**To do:**
What follows are records. Restate all of them word for word.

**Dataset extract:**
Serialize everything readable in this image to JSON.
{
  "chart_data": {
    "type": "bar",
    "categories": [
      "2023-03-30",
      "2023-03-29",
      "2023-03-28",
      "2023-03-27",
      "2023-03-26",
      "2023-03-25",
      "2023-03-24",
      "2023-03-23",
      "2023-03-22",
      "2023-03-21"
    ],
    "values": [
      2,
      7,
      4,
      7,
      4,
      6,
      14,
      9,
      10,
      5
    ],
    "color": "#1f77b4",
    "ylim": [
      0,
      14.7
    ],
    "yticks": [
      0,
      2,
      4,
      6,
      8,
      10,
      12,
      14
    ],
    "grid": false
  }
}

**Exercise result:**
Serialize everything readable in this image to JSON.
{
  "chart_data": {
    "type": "bar",
    "categories": [
      "2023-03-30",
      "2023-03-29",
      "2023-03-28",
      "2023-03-27",
      "2023-03-26",
      "2023-03-25",
      "2023-03-24",
      "2023-03-23",
      "2023-03-22",
      "2023-03-21"
    ],
    "values": [
      2,
      7,
      4,
      7,
      4,
      6,
      14,
      9,
      10,
      5
    ],
    "color": "#1f77b4",
    "ylim": [
      0,
      14.7
    ],
    "yticks": [
      0,
      2,
      4,
      6,
      8,
      10,
      12,
      14
    ],
    "grid": false
  }
}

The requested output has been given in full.